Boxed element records
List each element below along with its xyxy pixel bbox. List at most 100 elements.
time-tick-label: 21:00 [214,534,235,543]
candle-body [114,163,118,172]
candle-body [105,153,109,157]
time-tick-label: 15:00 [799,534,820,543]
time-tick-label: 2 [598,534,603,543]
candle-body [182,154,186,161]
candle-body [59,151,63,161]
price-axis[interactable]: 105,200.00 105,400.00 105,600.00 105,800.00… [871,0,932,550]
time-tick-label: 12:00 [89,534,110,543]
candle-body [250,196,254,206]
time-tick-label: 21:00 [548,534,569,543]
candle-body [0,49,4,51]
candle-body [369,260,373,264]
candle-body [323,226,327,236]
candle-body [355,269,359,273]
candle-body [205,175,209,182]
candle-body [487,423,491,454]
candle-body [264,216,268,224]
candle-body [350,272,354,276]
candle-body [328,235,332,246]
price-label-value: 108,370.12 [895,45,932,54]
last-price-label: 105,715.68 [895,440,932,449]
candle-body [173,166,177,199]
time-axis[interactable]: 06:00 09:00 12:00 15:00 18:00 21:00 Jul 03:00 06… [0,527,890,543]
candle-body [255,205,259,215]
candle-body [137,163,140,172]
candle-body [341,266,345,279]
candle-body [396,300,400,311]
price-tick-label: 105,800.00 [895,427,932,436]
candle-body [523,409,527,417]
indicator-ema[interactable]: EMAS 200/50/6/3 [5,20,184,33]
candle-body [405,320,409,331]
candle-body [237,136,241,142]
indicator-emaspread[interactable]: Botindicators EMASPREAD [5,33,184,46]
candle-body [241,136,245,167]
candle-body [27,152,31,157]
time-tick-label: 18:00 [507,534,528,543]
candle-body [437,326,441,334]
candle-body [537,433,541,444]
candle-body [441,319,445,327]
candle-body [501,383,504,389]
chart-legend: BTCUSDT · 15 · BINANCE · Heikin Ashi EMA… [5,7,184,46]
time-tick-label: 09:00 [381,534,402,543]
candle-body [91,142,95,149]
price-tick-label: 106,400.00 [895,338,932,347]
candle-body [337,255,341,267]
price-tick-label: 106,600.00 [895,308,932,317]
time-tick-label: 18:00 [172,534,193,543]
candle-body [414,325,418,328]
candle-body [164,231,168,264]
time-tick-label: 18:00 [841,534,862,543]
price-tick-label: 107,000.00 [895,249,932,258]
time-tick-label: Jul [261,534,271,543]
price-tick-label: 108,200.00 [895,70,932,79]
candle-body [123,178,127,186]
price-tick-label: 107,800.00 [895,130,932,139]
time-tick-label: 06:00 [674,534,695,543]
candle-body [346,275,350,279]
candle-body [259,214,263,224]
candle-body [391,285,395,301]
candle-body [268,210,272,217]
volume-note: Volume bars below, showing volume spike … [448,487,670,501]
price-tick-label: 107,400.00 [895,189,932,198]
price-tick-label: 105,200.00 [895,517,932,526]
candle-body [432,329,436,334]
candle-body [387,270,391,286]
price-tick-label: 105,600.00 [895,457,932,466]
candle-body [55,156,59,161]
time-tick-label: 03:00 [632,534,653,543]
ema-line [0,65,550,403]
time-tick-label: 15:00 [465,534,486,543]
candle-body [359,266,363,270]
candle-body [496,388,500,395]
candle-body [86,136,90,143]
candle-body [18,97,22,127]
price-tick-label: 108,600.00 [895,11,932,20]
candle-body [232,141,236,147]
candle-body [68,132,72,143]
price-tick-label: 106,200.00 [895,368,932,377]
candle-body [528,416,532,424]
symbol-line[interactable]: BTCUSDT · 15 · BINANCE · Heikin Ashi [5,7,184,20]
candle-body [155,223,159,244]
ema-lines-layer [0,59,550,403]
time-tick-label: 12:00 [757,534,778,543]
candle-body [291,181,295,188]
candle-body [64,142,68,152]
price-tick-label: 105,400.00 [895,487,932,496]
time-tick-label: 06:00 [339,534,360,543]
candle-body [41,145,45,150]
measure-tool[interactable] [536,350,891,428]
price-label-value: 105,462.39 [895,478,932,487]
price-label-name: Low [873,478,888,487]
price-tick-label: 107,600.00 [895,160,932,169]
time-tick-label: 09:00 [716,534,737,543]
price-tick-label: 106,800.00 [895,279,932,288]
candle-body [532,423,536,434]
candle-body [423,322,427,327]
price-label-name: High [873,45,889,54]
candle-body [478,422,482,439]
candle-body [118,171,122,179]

To do
Write out every line of the records above exactly as it appears, without changing anything.

The result
List each element below along with its xyxy pixel bbox. List at most 100 elements.
time-tick-label: 21:00 [214,534,235,543]
candle-body [114,163,118,172]
candle-body [105,153,109,157]
time-tick-label: 15:00 [799,534,820,543]
time-tick-label: 2 [598,534,603,543]
candle-body [182,154,186,161]
candle-body [59,151,63,161]
price-axis[interactable]: 105,200.00 105,400.00 105,600.00 105,800.00… [871,0,932,550]
time-tick-label: 12:00 [89,534,110,543]
candle-body [250,196,254,206]
time-tick-label: 21:00 [548,534,569,543]
candle-body [0,49,4,51]
candle-body [369,260,373,264]
candle-body [323,226,327,236]
candle-body [355,269,359,273]
candle-body [205,175,209,182]
candle-body [487,423,491,454]
candle-body [264,216,268,224]
candle-body [350,272,354,276]
candle-body [328,235,332,246]
price-label-value: 108,370.12 [895,45,932,54]
last-price-label: 105,715.68 [895,440,932,449]
candle-body [173,166,177,199]
time-axis[interactable]: 06:00 09:00 12:00 15:00 18:00 21:00 Jul 03:00 06… [0,527,890,543]
candle-body [255,205,259,215]
candle-body [137,163,140,172]
candle-body [341,266,345,279]
candle-body [396,300,400,311]
price-tick-label: 105,800.00 [895,427,932,436]
candle-body [523,409,527,417]
indicator-ema[interactable]: EMAS 200/50/6/3 [5,20,184,33]
candle-body [405,320,409,331]
candle-body [237,136,241,142]
indicator-emaspread[interactable]: Botindicators EMASPREAD [5,33,184,46]
candle-body [241,136,245,167]
candle-body [27,152,31,157]
time-tick-label: 18:00 [507,534,528,543]
candle-body [437,326,441,334]
candle-body [537,433,541,444]
candle-body [441,319,445,327]
candle-body [501,383,504,389]
chart-legend: BTCUSDT · 15 · BINANCE · Heikin Ashi EMA… [5,7,184,46]
time-tick-label: 09:00 [381,534,402,543]
candle-body [91,142,95,149]
price-tick-label: 106,400.00 [895,338,932,347]
candle-body [337,255,341,267]
price-tick-label: 106,600.00 [895,308,932,317]
time-tick-label: 18:00 [172,534,193,543]
candle-body [414,325,418,328]
candle-body [164,231,168,264]
time-tick-label: 18:00 [841,534,862,543]
price-tick-label: 107,000.00 [895,249,932,258]
time-tick-label: Jul [261,534,271,543]
price-tick-label: 108,200.00 [895,70,932,79]
candle-body [123,178,127,186]
price-tick-label: 107,800.00 [895,130,932,139]
time-tick-label: 06:00 [674,534,695,543]
candle-body [346,275,350,279]
candle-body [259,214,263,224]
candle-body [391,285,395,301]
candle-body [268,210,272,217]
volume-note: Volume bars below, showing volume spike … [448,487,670,501]
price-tick-label: 107,400.00 [895,189,932,198]
price-tick-label: 105,200.00 [895,517,932,526]
candle-body [432,329,436,334]
candle-body [387,270,391,286]
price-tick-label: 105,600.00 [895,457,932,466]
candle-body [55,156,59,161]
time-tick-label: 03:00 [632,534,653,543]
ema-line [0,65,550,403]
time-tick-label: 15:00 [465,534,486,543]
candle-body [359,266,363,270]
candle-body [496,388,500,395]
candle-body [86,136,90,143]
candle-body [18,97,22,127]
price-tick-label: 108,600.00 [895,11,932,20]
candle-body [232,141,236,147]
candle-body [68,132,72,143]
price-tick-label: 106,200.00 [895,368,932,377]
candle-body [528,416,532,424]
symbol-line[interactable]: BTCUSDT · 15 · BINANCE · Heikin Ashi [5,7,184,20]
candle-body [155,223,159,244]
ema-lines-layer [0,59,550,403]
time-tick-label: 12:00 [757,534,778,543]
candle-body [291,181,295,188]
candle-body [64,142,68,152]
price-tick-label: 105,400.00 [895,487,932,496]
time-tick-label: 06:00 [339,534,360,543]
candle-body [41,145,45,150]
measure-tool[interactable] [536,350,891,428]
price-label-value: 105,462.39 [895,478,932,487]
price-label-name: Low [873,478,888,487]
price-tick-label: 107,600.00 [895,160,932,169]
time-tick-label: 09:00 [716,534,737,543]
price-tick-label: 106,800.00 [895,279,932,288]
candle-body [532,423,536,434]
candle-body [423,322,427,327]
price-label-name: High [873,45,889,54]
candle-body [478,422,482,439]
candle-body [118,171,122,179]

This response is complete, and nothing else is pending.